(Extracted data entries)
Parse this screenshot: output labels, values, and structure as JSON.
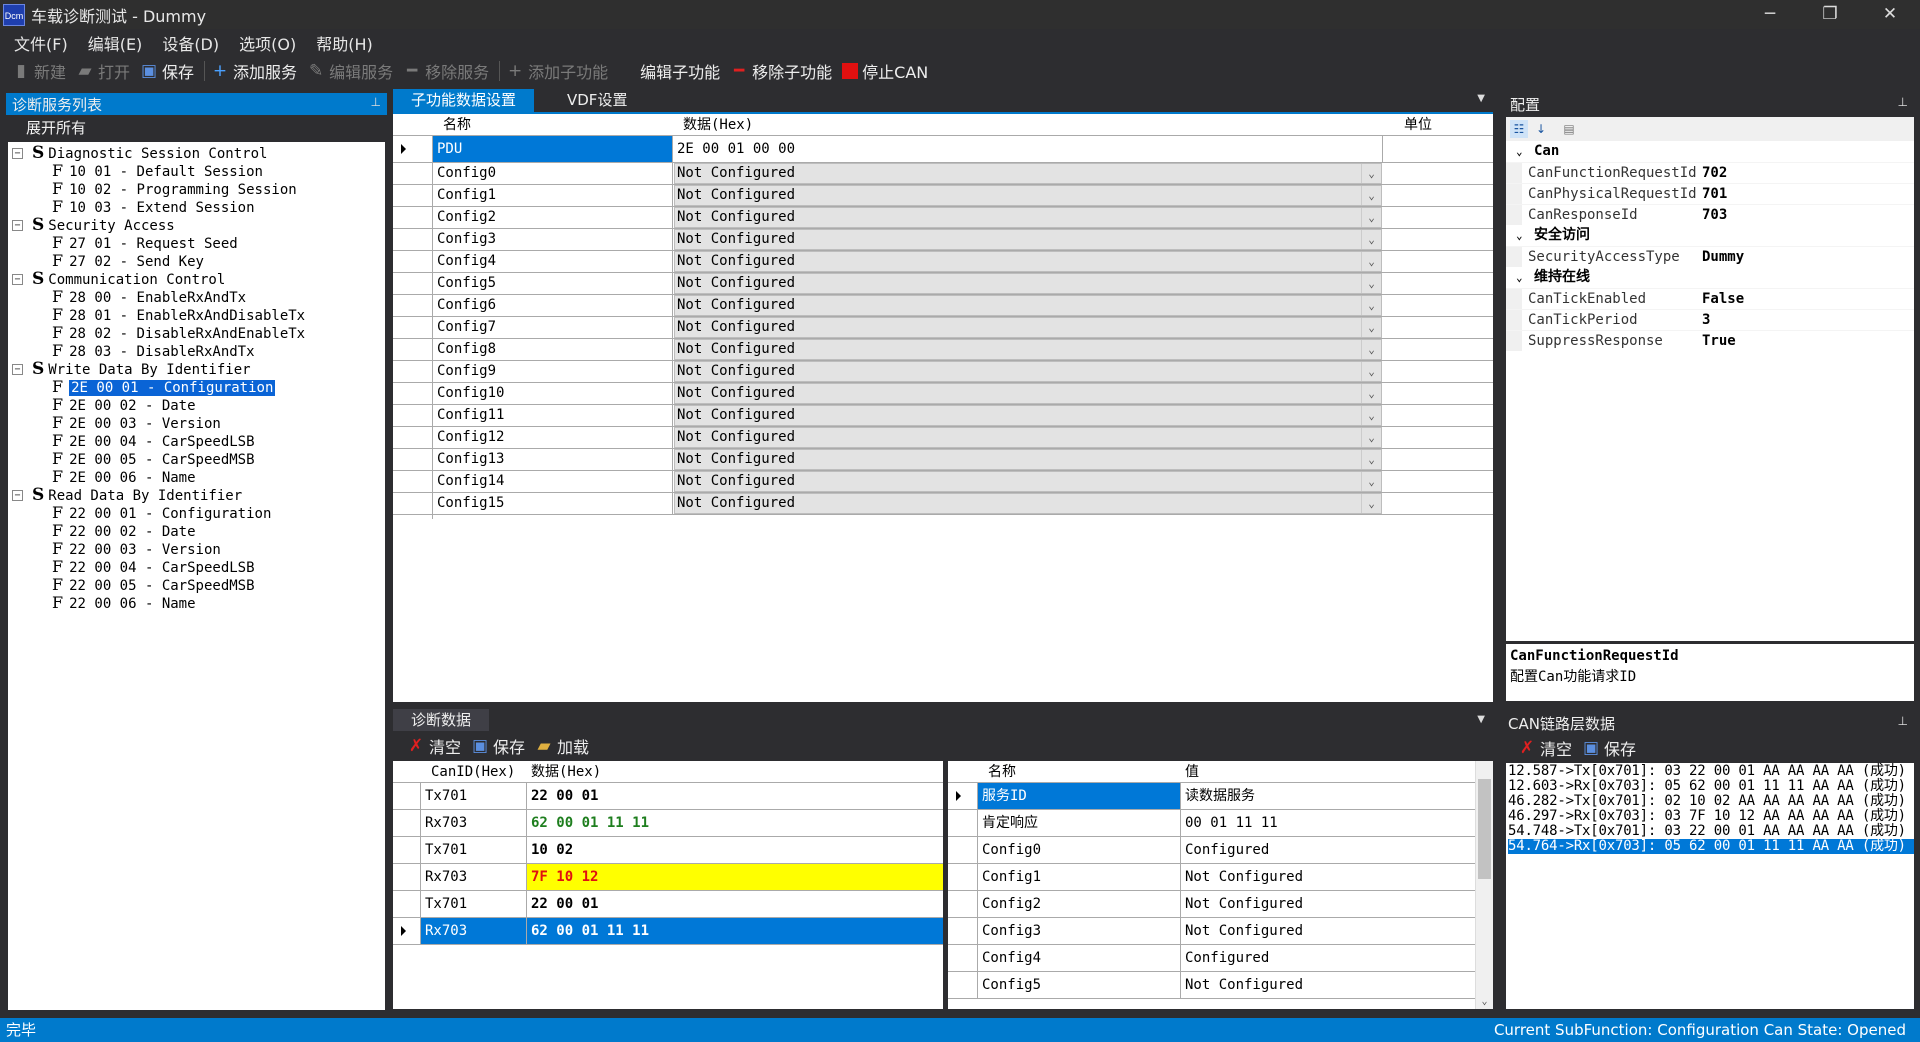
{
  "window": {
    "icon_text": "Dcm",
    "title": "车载诊断测试 - Dummy",
    "min": "─",
    "max": "❐",
    "close": "✕"
  },
  "menu": [
    "文件(F)",
    "编辑(E)",
    "设备(D)",
    "选项(O)",
    "帮助(H)"
  ],
  "toolbar": {
    "new": "新建",
    "open": "打开",
    "save": "保存",
    "add_service": "添加服务",
    "edit_service": "编辑服务",
    "remove_service": "移除服务",
    "add_sub": "添加子功能",
    "edit_sub": "编辑子功能",
    "remove_sub": "移除子功能",
    "stop_can": "停止CAN"
  },
  "left": {
    "title": "诊断服务列表",
    "expand_all": "展开所有",
    "tree": [
      {
        "type": "S",
        "label": "Diagnostic Session Control",
        "children": [
          "10 01 - Default Session",
          "10 02 - Programming Session",
          "10 03 - Extend Session"
        ]
      },
      {
        "type": "S",
        "label": "Security Access",
        "children": [
          "27 01 - Request Seed",
          "27 02 - Send Key"
        ]
      },
      {
        "type": "S",
        "label": "Communication Control",
        "children": [
          "28 00 - EnableRxAndTx",
          "28 01 - EnableRxAndDisableTx",
          "28 02 - DisableRxAndEnableTx",
          "28 03 - DisableRxAndTx"
        ]
      },
      {
        "type": "S",
        "label": "Write Data By Identifier",
        "children": [
          "2E 00 01 - Configuration",
          "2E 00 02 - Date",
          "2E 00 03 - Version",
          "2E 00 04 - CarSpeedLSB",
          "2E 00 05 - CarSpeedMSB",
          "2E 00 06 - Name"
        ]
      },
      {
        "type": "S",
        "label": "Read Data By Identifier",
        "children": [
          "22 00 01 - Configuration",
          "22 00 02 - Date",
          "22 00 03 - Version",
          "22 00 04 - CarSpeedLSB",
          "22 00 05 - CarSpeedMSB",
          "22 00 06 - Name"
        ]
      }
    ],
    "selected": "2E 00 01 - Configuration"
  },
  "tabs": {
    "sub": "子功能数据设置",
    "vdf": "VDF设置"
  },
  "grid1": {
    "headers": {
      "name": "名称",
      "data": "数据(Hex)",
      "unit": "单位"
    },
    "pdu": {
      "name": "PDU",
      "data": "2E 00 01 00 00"
    },
    "rows": [
      {
        "name": "Config0",
        "value": "Not Configured"
      },
      {
        "name": "Config1",
        "value": "Not Configured"
      },
      {
        "name": "Config2",
        "value": "Not Configured"
      },
      {
        "name": "Config3",
        "value": "Not Configured"
      },
      {
        "name": "Config4",
        "value": "Not Configured"
      },
      {
        "name": "Config5",
        "value": "Not Configured"
      },
      {
        "name": "Config6",
        "value": "Not Configured"
      },
      {
        "name": "Config7",
        "value": "Not Configured"
      },
      {
        "name": "Config8",
        "value": "Not Configured"
      },
      {
        "name": "Config9",
        "value": "Not Configured"
      },
      {
        "name": "Config10",
        "value": "Not Configured"
      },
      {
        "name": "Config11",
        "value": "Not Configured"
      },
      {
        "name": "Config12",
        "value": "Not Configured"
      },
      {
        "name": "Config13",
        "value": "Not Configured"
      },
      {
        "name": "Config14",
        "value": "Not Configured"
      },
      {
        "name": "Config15",
        "value": "Not Configured"
      }
    ]
  },
  "config": {
    "title": "配置",
    "categories": [
      {
        "name": "Can",
        "props": [
          {
            "k": "CanFunctionRequestId",
            "v": "702"
          },
          {
            "k": "CanPhysicalRequestId",
            "v": "701"
          },
          {
            "k": "CanResponseId",
            "v": "703"
          }
        ]
      },
      {
        "name": "安全访问",
        "props": [
          {
            "k": "SecurityAccessType",
            "v": "Dummy"
          }
        ]
      },
      {
        "name": "维持在线",
        "props": [
          {
            "k": "CanTickEnabled",
            "v": "False"
          },
          {
            "k": "CanTickPeriod",
            "v": "3"
          },
          {
            "k": "SuppressResponse",
            "v": "True"
          }
        ]
      }
    ],
    "desc_title": "CanFunctionRequestId",
    "desc_text": "配置Can功能请求ID"
  },
  "diag": {
    "title": "诊断数据",
    "clear": "清空",
    "save": "保存",
    "load": "加载",
    "headers": {
      "canid": "CanID(Hex)",
      "data": "数据(Hex)"
    },
    "rows": [
      {
        "id": "Tx701",
        "data": "22 00 01",
        "color": "#000000",
        "bg": "#ffffff"
      },
      {
        "id": "Rx703",
        "data": "62 00 01 11 11",
        "color": "#1e7e1e",
        "bg": "#ffffff"
      },
      {
        "id": "Tx701",
        "data": "10 02",
        "color": "#000000",
        "bg": "#ffffff"
      },
      {
        "id": "Rx703",
        "data": "7F 10 12",
        "color": "#e01010",
        "bg": "#ffff00"
      },
      {
        "id": "Tx701",
        "data": "22 00 01",
        "color": "#000000",
        "bg": "#ffffff"
      },
      {
        "id": "Rx703",
        "data": "62 00 01 11 11",
        "color": "#ffffff",
        "bg": "#0078d7"
      }
    ],
    "detail_headers": {
      "name": "名称",
      "value": "值"
    },
    "detail": [
      {
        "name": "服务ID",
        "value": "读数据服务"
      },
      {
        "name": "肯定响应",
        "value": "00 01 11 11"
      },
      {
        "name": "Config0",
        "value": "Configured"
      },
      {
        "name": "Config1",
        "value": "Not Configured"
      },
      {
        "name": "Config2",
        "value": "Not Configured"
      },
      {
        "name": "Config3",
        "value": "Not Configured"
      },
      {
        "name": "Config4",
        "value": "Configured"
      },
      {
        "name": "Config5",
        "value": "Not Configured"
      }
    ]
  },
  "can": {
    "title": "CAN链路层数据",
    "clear": "清空",
    "save": "保存",
    "lines": [
      "12.587->Tx[0x701]: 03 22 00 01 AA AA AA AA (成功)",
      "12.603->Rx[0x703]: 05 62 00 01 11 11 AA AA (成功)",
      "46.282->Tx[0x701]: 02 10 02 AA AA AA AA AA (成功)",
      "46.297->Rx[0x703]: 03 7F 10 12 AA AA AA AA (成功)",
      "54.748->Tx[0x701]: 03 22 00 01 AA AA AA AA (成功)",
      "54.764->Rx[0x703]: 05 62 00 01 11 11 AA AA (成功)"
    ]
  },
  "status": {
    "left": "完毕",
    "right": "Current SubFunction: Configuration  Can State: Opened"
  }
}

Exercise: Write the material out again exactly as it appears, dropping the pictures.

Task output:
Parse this screenshot: output labels, values, and structure as JSON.
{
  "window": {
    "icon_text": "Dcm",
    "title": "车载诊断测试 - Dummy",
    "min": "─",
    "max": "❐",
    "close": "✕"
  },
  "menu": [
    "文件(F)",
    "编辑(E)",
    "设备(D)",
    "选项(O)",
    "帮助(H)"
  ],
  "toolbar": {
    "new": "新建",
    "open": "打开",
    "save": "保存",
    "add_service": "添加服务",
    "edit_service": "编辑服务",
    "remove_service": "移除服务",
    "add_sub": "添加子功能",
    "edit_sub": "编辑子功能",
    "remove_sub": "移除子功能",
    "stop_can": "停止CAN"
  },
  "left": {
    "title": "诊断服务列表",
    "expand_all": "展开所有",
    "tree": [
      {
        "type": "S",
        "label": "Diagnostic Session Control",
        "children": [
          "10 01 - Default Session",
          "10 02 - Programming Session",
          "10 03 - Extend Session"
        ]
      },
      {
        "type": "S",
        "label": "Security Access",
        "children": [
          "27 01 - Request Seed",
          "27 02 - Send Key"
        ]
      },
      {
        "type": "S",
        "label": "Communication Control",
        "children": [
          "28 00 - EnableRxAndTx",
          "28 01 - EnableRxAndDisableTx",
          "28 02 - DisableRxAndEnableTx",
          "28 03 - DisableRxAndTx"
        ]
      },
      {
        "type": "S",
        "label": "Write Data By Identifier",
        "children": [
          "2E 00 01 - Configuration",
          "2E 00 02 - Date",
          "2E 00 03 - Version",
          "2E 00 04 - CarSpeedLSB",
          "2E 00 05 - CarSpeedMSB",
          "2E 00 06 - Name"
        ]
      },
      {
        "type": "S",
        "label": "Read Data By Identifier",
        "children": [
          "22 00 01 - Configuration",
          "22 00 02 - Date",
          "22 00 03 - Version",
          "22 00 04 - CarSpeedLSB",
          "22 00 05 - CarSpeedMSB",
          "22 00 06 - Name"
        ]
      }
    ],
    "selected": "2E 00 01 - Configuration"
  },
  "tabs": {
    "sub": "子功能数据设置",
    "vdf": "VDF设置"
  },
  "grid1": {
    "headers": {
      "name": "名称",
      "data": "数据(Hex)",
      "unit": "单位"
    },
    "pdu": {
      "name": "PDU",
      "data": "2E 00 01 00 00"
    },
    "rows": [
      {
        "name": "Config0",
        "value": "Not Configured"
      },
      {
        "name": "Config1",
        "value": "Not Configured"
      },
      {
        "name": "Config2",
        "value": "Not Configured"
      },
      {
        "name": "Config3",
        "value": "Not Configured"
      },
      {
        "name": "Config4",
        "value": "Not Configured"
      },
      {
        "name": "Config5",
        "value": "Not Configured"
      },
      {
        "name": "Config6",
        "value": "Not Configured"
      },
      {
        "name": "Config7",
        "value": "Not Configured"
      },
      {
        "name": "Config8",
        "value": "Not Configured"
      },
      {
        "name": "Config9",
        "value": "Not Configured"
      },
      {
        "name": "Config10",
        "value": "Not Configured"
      },
      {
        "name": "Config11",
        "value": "Not Configured"
      },
      {
        "name": "Config12",
        "value": "Not Configured"
      },
      {
        "name": "Config13",
        "value": "Not Configured"
      },
      {
        "name": "Config14",
        "value": "Not Configured"
      },
      {
        "name": "Config15",
        "value": "Not Configured"
      }
    ]
  },
  "config": {
    "title": "配置",
    "categories": [
      {
        "name": "Can",
        "props": [
          {
            "k": "CanFunctionRequestId",
            "v": "702"
          },
          {
            "k": "CanPhysicalRequestId",
            "v": "701"
          },
          {
            "k": "CanResponseId",
            "v": "703"
          }
        ]
      },
      {
        "name": "安全访问",
        "props": [
          {
            "k": "SecurityAccessType",
            "v": "Dummy"
          }
        ]
      },
      {
        "name": "维持在线",
        "props": [
          {
            "k": "CanTickEnabled",
            "v": "False"
          },
          {
            "k": "CanTickPeriod",
            "v": "3"
          },
          {
            "k": "SuppressResponse",
            "v": "True"
          }
        ]
      }
    ],
    "desc_title": "CanFunctionRequestId",
    "desc_text": "配置Can功能请求ID"
  },
  "diag": {
    "title": "诊断数据",
    "clear": "清空",
    "save": "保存",
    "load": "加载",
    "headers": {
      "canid": "CanID(Hex)",
      "data": "数据(Hex)"
    },
    "rows": [
      {
        "id": "Tx701",
        "data": "22 00 01",
        "color": "#000000",
        "bg": "#ffffff"
      },
      {
        "id": "Rx703",
        "data": "62 00 01 11 11",
        "color": "#1e7e1e",
        "bg": "#ffffff"
      },
      {
        "id": "Tx701",
        "data": "10 02",
        "color": "#000000",
        "bg": "#ffffff"
      },
      {
        "id": "Rx703",
        "data": "7F 10 12",
        "color": "#e01010",
        "bg": "#ffff00"
      },
      {
        "id": "Tx701",
        "data": "22 00 01",
        "color": "#000000",
        "bg": "#ffffff"
      },
      {
        "id": "Rx703",
        "data": "62 00 01 11 11",
        "color": "#ffffff",
        "bg": "#0078d7"
      }
    ],
    "detail_headers": {
      "name": "名称",
      "value": "值"
    },
    "detail": [
      {
        "name": "服务ID",
        "value": "读数据服务"
      },
      {
        "name": "肯定响应",
        "value": "00 01 11 11"
      },
      {
        "name": "Config0",
        "value": "Configured"
      },
      {
        "name": "Config1",
        "value": "Not Configured"
      },
      {
        "name": "Config2",
        "value": "Not Configured"
      },
      {
        "name": "Config3",
        "value": "Not Configured"
      },
      {
        "name": "Config4",
        "value": "Configured"
      },
      {
        "name": "Config5",
        "value": "Not Configured"
      }
    ]
  },
  "can": {
    "title": "CAN链路层数据",
    "clear": "清空",
    "save": "保存",
    "lines": [
      "12.587->Tx[0x701]: 03 22 00 01 AA AA AA AA (成功)",
      "12.603->Rx[0x703]: 05 62 00 01 11 11 AA AA (成功)",
      "46.282->Tx[0x701]: 02 10 02 AA AA AA AA AA (成功)",
      "46.297->Rx[0x703]: 03 7F 10 12 AA AA AA AA (成功)",
      "54.748->Tx[0x701]: 03 22 00 01 AA AA AA AA (成功)",
      "54.764->Rx[0x703]: 05 62 00 01 11 11 AA AA (成功)"
    ]
  },
  "status": {
    "left": "完毕",
    "right": "Current SubFunction: Configuration  Can State: Opened"
  }
}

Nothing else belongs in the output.